Instructions to follow: Reproduce the entries in full, with no changes.

Input:
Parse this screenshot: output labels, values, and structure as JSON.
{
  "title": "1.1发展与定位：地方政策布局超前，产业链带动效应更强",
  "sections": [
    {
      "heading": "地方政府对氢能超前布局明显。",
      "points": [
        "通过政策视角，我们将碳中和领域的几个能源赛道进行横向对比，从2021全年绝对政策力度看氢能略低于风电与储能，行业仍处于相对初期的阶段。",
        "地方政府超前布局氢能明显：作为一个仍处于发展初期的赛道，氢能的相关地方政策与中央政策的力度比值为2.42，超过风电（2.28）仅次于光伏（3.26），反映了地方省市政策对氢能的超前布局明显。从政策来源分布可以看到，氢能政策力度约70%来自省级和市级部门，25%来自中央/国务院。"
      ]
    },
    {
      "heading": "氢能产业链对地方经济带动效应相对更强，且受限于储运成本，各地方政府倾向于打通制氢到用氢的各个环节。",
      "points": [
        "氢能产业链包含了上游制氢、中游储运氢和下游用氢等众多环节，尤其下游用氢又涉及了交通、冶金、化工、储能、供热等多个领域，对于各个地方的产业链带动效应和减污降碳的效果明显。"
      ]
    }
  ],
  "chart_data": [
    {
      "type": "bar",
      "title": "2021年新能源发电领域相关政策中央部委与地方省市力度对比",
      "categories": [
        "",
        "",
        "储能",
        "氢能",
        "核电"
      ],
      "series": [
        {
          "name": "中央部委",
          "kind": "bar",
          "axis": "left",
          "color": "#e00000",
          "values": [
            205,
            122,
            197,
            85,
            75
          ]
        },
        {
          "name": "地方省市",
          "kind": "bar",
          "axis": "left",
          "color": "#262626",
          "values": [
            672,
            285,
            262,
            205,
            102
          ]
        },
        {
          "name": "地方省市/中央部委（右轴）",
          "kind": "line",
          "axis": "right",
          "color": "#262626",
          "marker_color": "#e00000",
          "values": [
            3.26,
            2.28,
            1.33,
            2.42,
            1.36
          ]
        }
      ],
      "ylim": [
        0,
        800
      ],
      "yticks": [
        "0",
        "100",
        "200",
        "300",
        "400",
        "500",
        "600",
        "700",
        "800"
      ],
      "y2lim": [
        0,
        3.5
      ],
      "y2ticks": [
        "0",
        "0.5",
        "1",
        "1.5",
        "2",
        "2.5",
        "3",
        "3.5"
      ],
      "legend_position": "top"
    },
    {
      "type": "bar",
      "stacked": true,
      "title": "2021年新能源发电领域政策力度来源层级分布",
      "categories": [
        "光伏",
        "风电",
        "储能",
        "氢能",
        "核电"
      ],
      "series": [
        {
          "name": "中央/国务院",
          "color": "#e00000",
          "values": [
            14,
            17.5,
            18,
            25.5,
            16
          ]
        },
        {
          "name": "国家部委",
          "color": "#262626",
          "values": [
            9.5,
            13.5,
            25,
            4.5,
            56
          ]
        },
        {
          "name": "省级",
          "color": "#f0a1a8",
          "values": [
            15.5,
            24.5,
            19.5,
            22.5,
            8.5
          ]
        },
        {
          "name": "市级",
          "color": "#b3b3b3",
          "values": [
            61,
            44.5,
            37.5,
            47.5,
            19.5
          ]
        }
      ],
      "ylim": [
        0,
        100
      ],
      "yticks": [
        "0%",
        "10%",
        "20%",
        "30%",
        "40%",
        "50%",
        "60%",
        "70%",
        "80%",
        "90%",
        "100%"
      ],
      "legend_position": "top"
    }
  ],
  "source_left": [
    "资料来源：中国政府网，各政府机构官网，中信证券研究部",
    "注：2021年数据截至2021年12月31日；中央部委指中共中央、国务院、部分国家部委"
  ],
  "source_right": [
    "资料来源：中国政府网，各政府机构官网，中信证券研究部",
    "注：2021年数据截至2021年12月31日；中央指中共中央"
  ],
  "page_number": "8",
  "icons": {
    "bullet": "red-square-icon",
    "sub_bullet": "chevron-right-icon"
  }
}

Task result:
Parse this screenshot: output labels, values, and structure as JSON.
{
  "title": "1.1发展与定位：地方政策布局超前，产业链带动效应更强",
  "sections": [
    {
      "heading": "地方政府对氢能超前布局明显。",
      "points": [
        "通过政策视角，我们将碳中和领域的几个能源赛道进行横向对比，从2021全年绝对政策力度看氢能略低于风电与储能，行业仍处于相对初期的阶段。",
        "地方政府超前布局氢能明显：作为一个仍处于发展初期的赛道，氢能的相关地方政策与中央政策的力度比值为2.42，超过风电（2.28）仅次于光伏（3.26），反映了地方省市政策对氢能的超前布局明显。从政策来源分布可以看到，氢能政策力度约70%来自省级和市级部门，25%来自中央/国务院。"
      ]
    },
    {
      "heading": "氢能产业链对地方经济带动效应相对更强，且受限于储运成本，各地方政府倾向于打通制氢到用氢的各个环节。",
      "points": [
        "氢能产业链包含了上游制氢、中游储运氢和下游用氢等众多环节，尤其下游用氢又涉及了交通、冶金、化工、储能、供热等多个领域，对于各个地方的产业链带动效应和减污降碳的效果明显。"
      ]
    }
  ],
  "chart_data": [
    {
      "type": "bar",
      "title": "2021年新能源发电领域相关政策中央部委与地方省市力度对比",
      "categories": [
        "",
        "",
        "储能",
        "氢能",
        "核电"
      ],
      "series": [
        {
          "name": "中央部委",
          "kind": "bar",
          "axis": "left",
          "color": "#e00000",
          "values": [
            205,
            122,
            197,
            85,
            75
          ]
        },
        {
          "name": "地方省市",
          "kind": "bar",
          "axis": "left",
          "color": "#262626",
          "values": [
            672,
            285,
            262,
            205,
            102
          ]
        },
        {
          "name": "地方省市/中央部委（右轴）",
          "kind": "line",
          "axis": "right",
          "color": "#262626",
          "marker_color": "#e00000",
          "values": [
            3.26,
            2.28,
            1.33,
            2.42,
            1.36
          ]
        }
      ],
      "ylim": [
        0,
        800
      ],
      "yticks": [
        "0",
        "100",
        "200",
        "300",
        "400",
        "500",
        "600",
        "700",
        "800"
      ],
      "y2lim": [
        0,
        3.5
      ],
      "y2ticks": [
        "0",
        "0.5",
        "1",
        "1.5",
        "2",
        "2.5",
        "3",
        "3.5"
      ],
      "legend_position": "top"
    },
    {
      "type": "bar",
      "stacked": true,
      "title": "2021年新能源发电领域政策力度来源层级分布",
      "categories": [
        "光伏",
        "风电",
        "储能",
        "氢能",
        "核电"
      ],
      "series": [
        {
          "name": "中央/国务院",
          "color": "#e00000",
          "values": [
            14,
            17.5,
            18,
            25.5,
            16
          ]
        },
        {
          "name": "国家部委",
          "color": "#262626",
          "values": [
            9.5,
            13.5,
            25,
            4.5,
            56
          ]
        },
        {
          "name": "省级",
          "color": "#f0a1a8",
          "values": [
            15.5,
            24.5,
            19.5,
            22.5,
            8.5
          ]
        },
        {
          "name": "市级",
          "color": "#b3b3b3",
          "values": [
            61,
            44.5,
            37.5,
            47.5,
            19.5
          ]
        }
      ],
      "ylim": [
        0,
        100
      ],
      "yticks": [
        "0%",
        "10%",
        "20%",
        "30%",
        "40%",
        "50%",
        "60%",
        "70%",
        "80%",
        "90%",
        "100%"
      ],
      "legend_position": "top"
    }
  ],
  "source_left": [
    "资料来源：中国政府网，各政府机构官网，中信证券研究部",
    "注：2021年数据截至2021年12月31日；中央部委指中共中央、国务院、部分国家部委"
  ],
  "source_right": [
    "资料来源：中国政府网，各政府机构官网，中信证券研究部",
    "注：2021年数据截至2021年12月31日；中央指中共中央"
  ],
  "page_number": "8",
  "icons": {
    "bullet": "red-square-icon",
    "sub_bullet": "chevron-right-icon"
  }
}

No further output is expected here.